=== Brief ===
Reproduce every line in the listing that contains the word "Took".

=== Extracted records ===
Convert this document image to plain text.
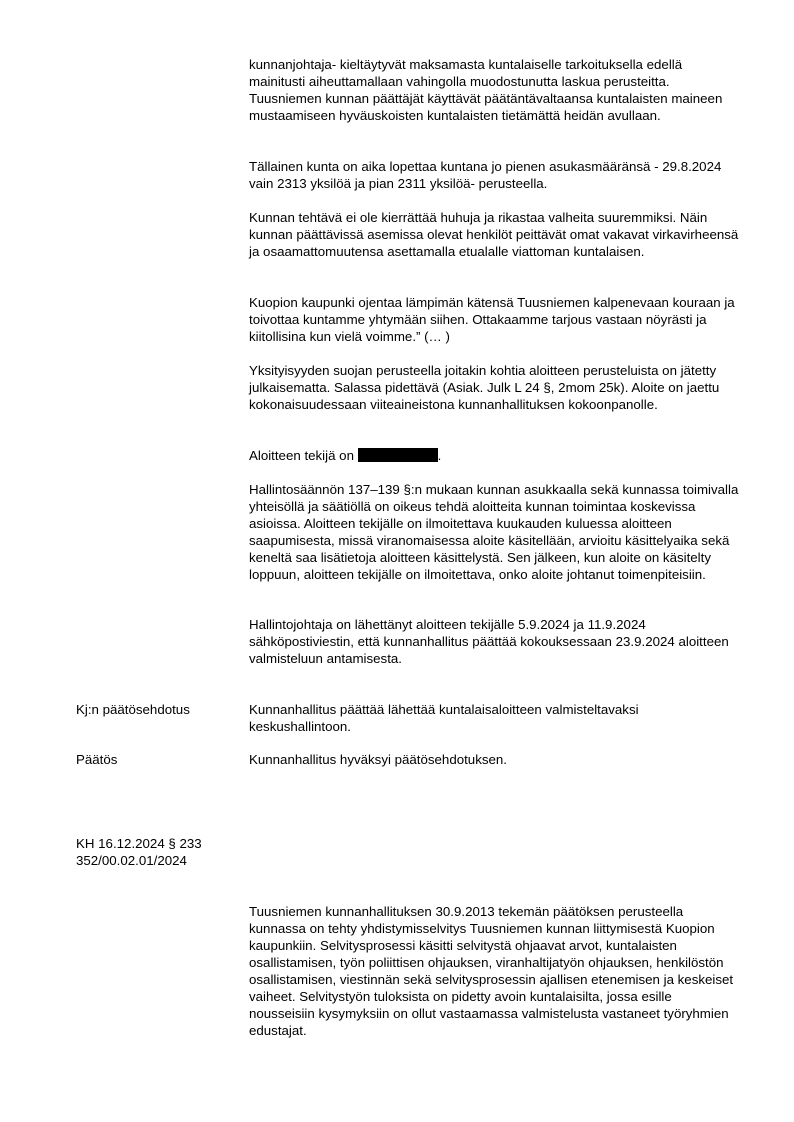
kunnanjohtaja- kieltäytyvät maksamasta kuntalaiselle tarkoituksella edellä mainitusti aiheuttamallaan vahingolla muodostunutta laskua perusteitta. Tuusniemen kunnan päättäjät käyttävät päätäntävaltaansa kuntalaisten maineen mustaamiseen hyväuskoisten kuntalaisten tietämättä heidän avullaan.

Tällainen kunta on aika lopettaa kuntana jo pienen asukasmääränsä - 29.8.2024 vain 2313 yksilöä ja pian 2311 yksilöä- perusteella.

Kunnan tehtävä ei ole kierrättää huhuja ja rikastaa valheita suuremmiksi. Näin kunnan päättävissä asemissa olevat henkilöt peittävät omat vakavat virkavirheensä ja osaamattomuutensa asettamalla etualalle viattoman kuntalaisen.

Kuopion kaupunki ojentaa lämpimän kätensä Tuusniemen kalpenevaan kouraan ja toivottaa kuntamme yhtymään siihen. Ottakaamme tarjous vastaan nöyrästi ja kiitollisina kun vielä voimme.” (… )

Yksityisyyden suojan perusteella joitakin kohtia aloitteen perusteluista on jätetty julkaisematta. Salassa pidettävä (Asiak. Julk L 24 §, 2mom 25k). Aloite on jaettu kokonaisuudessaan viiteaineistona kunnanhallituksen kokoonpanolle.

Aloitteen tekijä on	.

Hallintosäännön 137–139 §:n mukaan kunnan asukkaalla sekä kunnassa toimivalla yhteisöllä ja säätiöllä on oikeus tehdä aloitteita kunnan toimintaa koskevissa asioissa. Aloitteen tekijälle on ilmoitettava kuukauden kuluessa aloitteen saapumisesta, missä viranomaisessa aloite käsitellään, arvioitu käsittelyaika sekä keneltä saa lisätietoja aloitteen käsittelystä. Sen jälkeen, kun aloite on käsitelty loppuun, aloitteen tekijälle on ilmoitettava, onko aloite johtanut toimenpiteisiin.

Hallintojohtaja on lähettänyt aloitteen tekijälle 5.9.2024 ja 11.9.2024 sähköpostiviestin, että kunnanhallitus päättää kokouksessaan 23.9.2024 aloitteen valmisteluun antamisesta.

Kj:n päätösehdotus	Kunnanhallitus päättää lähettää kuntalaisaloitteen valmisteltavaksi keskushallintoon.

Päätös	Kunnanhallitus hyväksyi päätösehdotuksen.

KH 16.12.2024 § 233
352/00.02.01/2024

Tuusniemen kunnanhallituksen 30.9.2013 tekemän päätöksen perusteella kunnassa on tehty yhdistymisselvitys Tuusniemen kunnan liittymisestä Kuopion kaupunkiin. Selvitysprosessi käsitti selvitystä ohjaavat arvot, kuntalaisten osallistamisen, työn poliittisen ohjauksen, viranhaltijatyön ohjauksen, henkilöstön osallistamisen, viestinnän sekä selvitysprosessin ajallisen etenemisen ja keskeiset vaiheet. Selvitystyön tuloksista on pidetty avoin kuntalaisilta, jossa esille nousseisiin kysymyksiin on ollut vastaamassa valmistelusta vastaneet työryhmien edustajat.
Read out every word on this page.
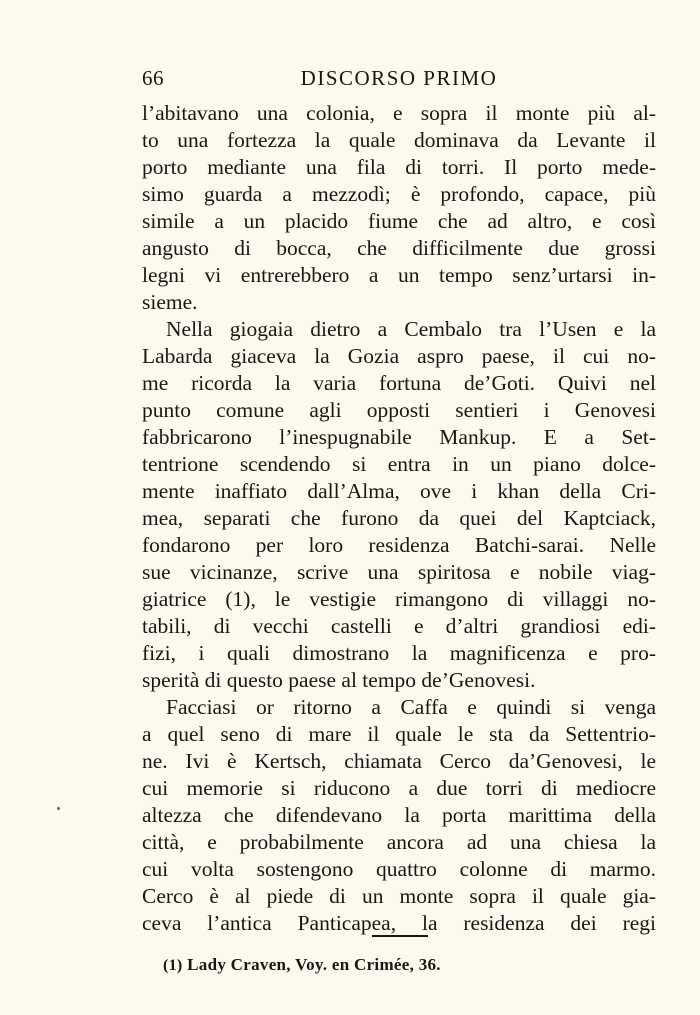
66	DISCORSO PRIMO
l’abitavano una colonia, e sopra il monte più al-
to una fortezza la quale dominava da Levante il
porto mediante una fila di torri. Il porto mede-
simo guarda a mezzodì; è profondo, capace, più
simile a un placido fiume che ad altro, e così
angusto di bocca, che difficilmente due grossi
legni vi entrerebbero a un tempo senz’urtarsi in-
sieme.
Nella giogaia dietro a Cembalo tra l’Usen e la
Labarda giaceva la Gozia aspro paese, il cui no-
me ricorda la varia fortuna de’Goti. Quivi nel
punto comune agli opposti sentieri i Genovesi
fabbricarono l’inespugnabile Mankup. E a Set-
tentrione scendendo si entra in un piano dolce-
mente inaffiato dall’Alma, ove i khan della Cri-
mea, separati che furono da quei del Kaptciack,
fondarono per loro residenza Batchi-sarai. Nelle
sue vicinanze, scrive una spiritosa e nobile viag-
giatrice (1), le vestigie rimangono di villaggi no-
tabili, di vecchi castelli e d’altri grandiosi edi-
fizi, i quali dimostrano la magnificenza e pro-
sperità di questo paese al tempo de’Genovesi.
Facciasi or ritorno a Caffa e quindi si venga
a quel seno di mare il quale le sta da Settentrio-
ne. Ivi è Kertsch, chiamata Cerco da’Genovesi, le
cui memorie si riducono a due torri di mediocre
altezza che difendevano la porta marittima della
città, e probabilmente ancora ad una chiesa la
cui volta sostengono quattro colonne di marmo.
Cerco è al piede di un monte sopra il quale gia-
ceva l’antica Panticapea, la residenza dei regi
(1) Lady Craven, Voy. en Crimée, 36.
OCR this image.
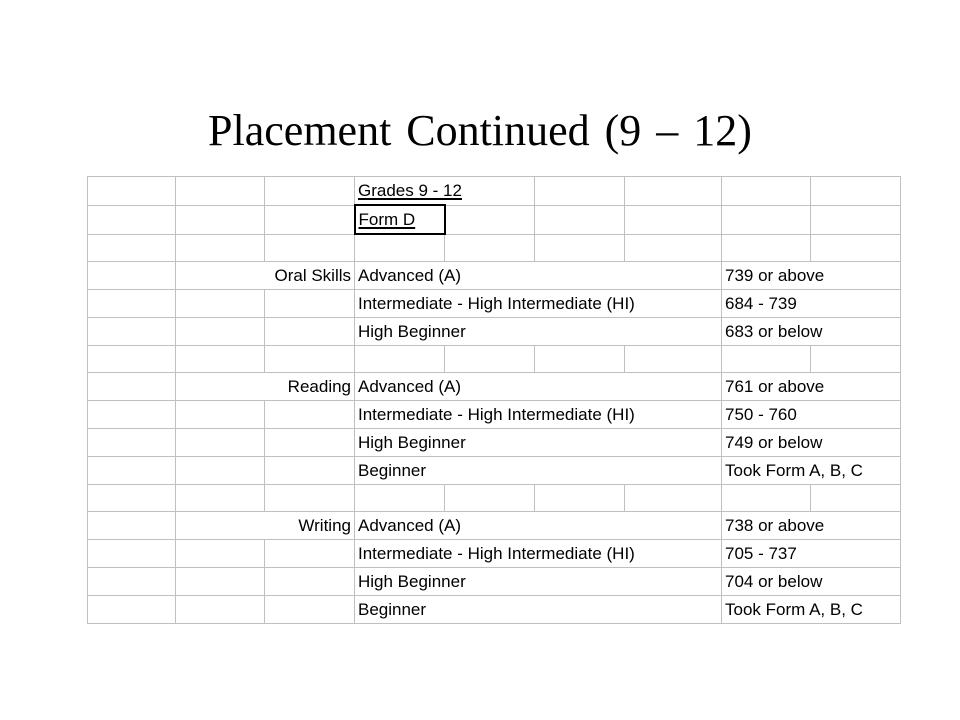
Placement Continued (9 – 12)
			Grades 9 - 12					
			Form D					

	Oral Skills		Advanced (A)				739 or above	
			Intermediate - High Intermediate (HI)				684 - 739	
			High Beginner				683 or below	

	Reading		Advanced (A)				761 or above	
			Intermediate - High Intermediate (HI)				750 - 760	
			High Beginner				749 or below	
			Beginner				Took Form A, B, C	

	Writing		Advanced (A)				738 or above	
			Intermediate - High Intermediate (HI)				705 - 737	
			High Beginner				704 or below	
			Beginner				Took Form A, B, C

=== Task answer ===
			Beginner				Took Form A, B, C	
			Beginner				Took Form A, B, C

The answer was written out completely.